What to do —
Leave out the pictures and retype exactly the lines from the one with "Convert this screenshot" through the end of the records.

Material to process —
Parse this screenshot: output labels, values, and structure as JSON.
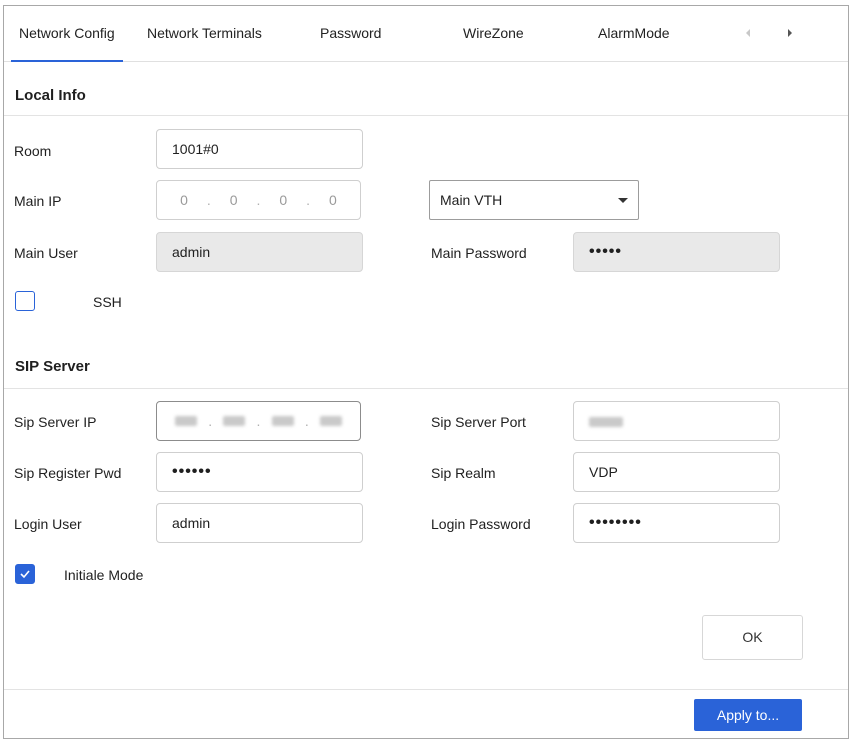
{
  "tabs": [
    {
      "label": "Network Config",
      "active": true
    },
    {
      "label": "Network Terminals",
      "active": false
    },
    {
      "label": "Password",
      "active": false
    },
    {
      "label": "WireZone",
      "active": false
    },
    {
      "label": "AlarmMode",
      "active": false
    }
  ],
  "tab_nav": {
    "prev_icon": "chevron-left-icon",
    "next_icon": "caret-right-icon"
  },
  "local_info": {
    "title": "Local Info",
    "room": {
      "label": "Room",
      "value": "1001#0"
    },
    "main_ip": {
      "label": "Main IP",
      "octets": [
        "0",
        "0",
        "0",
        "0"
      ]
    },
    "main_device": {
      "value": "Main VTH"
    },
    "main_user": {
      "label": "Main User",
      "value": "admin"
    },
    "main_password": {
      "label": "Main Password",
      "value": "•••••"
    },
    "ssh": {
      "label": "SSH",
      "checked": false
    }
  },
  "sip_server": {
    "title": "SIP Server",
    "sip_server_ip": {
      "label": "Sip Server IP"
    },
    "sip_server_port": {
      "label": "Sip Server Port"
    },
    "sip_register_pwd": {
      "label": "Sip Register Pwd",
      "value": "••••••"
    },
    "sip_realm": {
      "label": "Sip Realm",
      "value": "VDP"
    },
    "login_user": {
      "label": "Login User",
      "value": "admin"
    },
    "login_password": {
      "label": "Login Password",
      "value": "••••••••"
    },
    "initiale_mode": {
      "label": "Initiale Mode",
      "checked": true
    }
  },
  "buttons": {
    "ok": "OK",
    "apply": "Apply to..."
  },
  "colors": {
    "accent": "#2a63d8",
    "disabled_bg": "#e9e9e9",
    "border": "#cfcfcf"
  }
}
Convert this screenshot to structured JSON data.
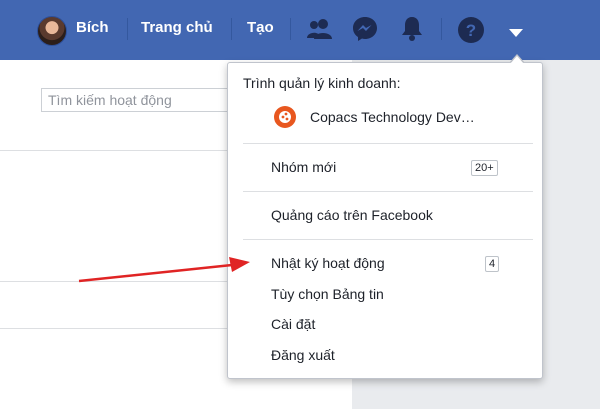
{
  "header": {
    "profile_name": "Bích",
    "home_label": "Trang chủ",
    "create_label": "Tạo",
    "accent": "#4267b2"
  },
  "page": {
    "search_placeholder": "Tìm kiếm hoạt động"
  },
  "menu": {
    "business_manager_title": "Trình quản lý kinh doanh:",
    "business_name": "Copacs Technology Dev…",
    "items": [
      {
        "label": "Nhóm mới",
        "badge": "20+"
      },
      {
        "label": "Quảng cáo trên Facebook",
        "badge": null
      },
      {
        "label": "Nhật ký hoạt động",
        "badge": "4"
      },
      {
        "label": "Tùy chọn Bảng tin",
        "badge": null
      },
      {
        "label": "Cài đặt",
        "badge": null
      },
      {
        "label": "Đăng xuất",
        "badge": null
      }
    ]
  },
  "annotation": {
    "arrow_color": "#e02424"
  }
}
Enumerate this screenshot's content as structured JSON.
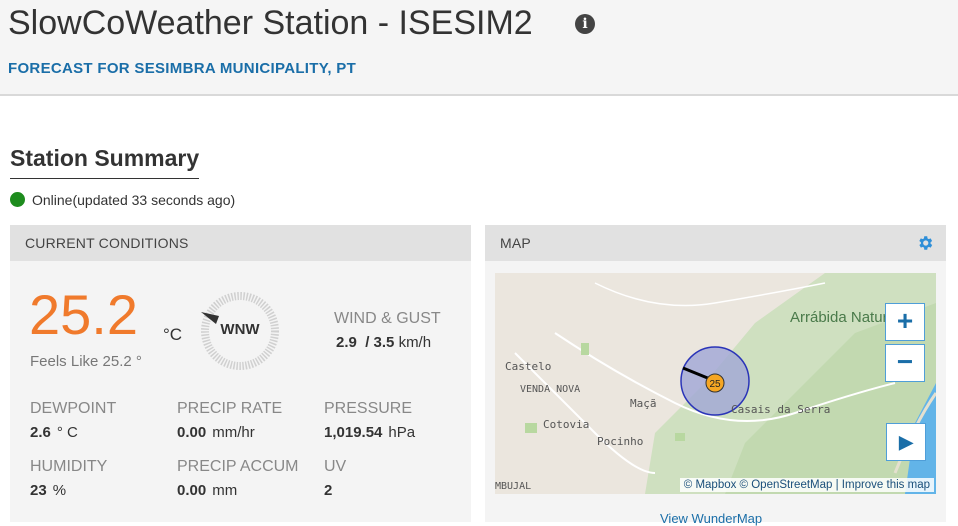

Output for this exercise —
Convert this screenshot to structured JSON data.
{
  "header": {
    "profile_name": "Bích",
    "home_label": "Trang chủ",
    "create_label": "Tạo",
    "accent": "#4267b2"
  },
  "page": {
    "search_placeholder": "Tìm kiếm hoạt động"
  },
  "menu": {
    "business_manager_title": "Trình quản lý kinh doanh:",
    "business_name": "Copacs Technology Dev…",
    "items": [
      {
        "label": "Nhóm mới",
        "badge": "20+"
      },
      {
        "label": "Quảng cáo trên Facebook",
        "badge": null
      },
      {
        "label": "Nhật ký hoạt động",
        "badge": "4"
      },
      {
        "label": "Tùy chọn Bảng tin",
        "badge": null
      },
      {
        "label": "Cài đặt",
        "badge": null
      },
      {
        "label": "Đăng xuất",
        "badge": null
      }
    ]
  },
  "annotation": {
    "arrow_color": "#e02424"
  }
}
Enumerate this screenshot's content as structured JSON.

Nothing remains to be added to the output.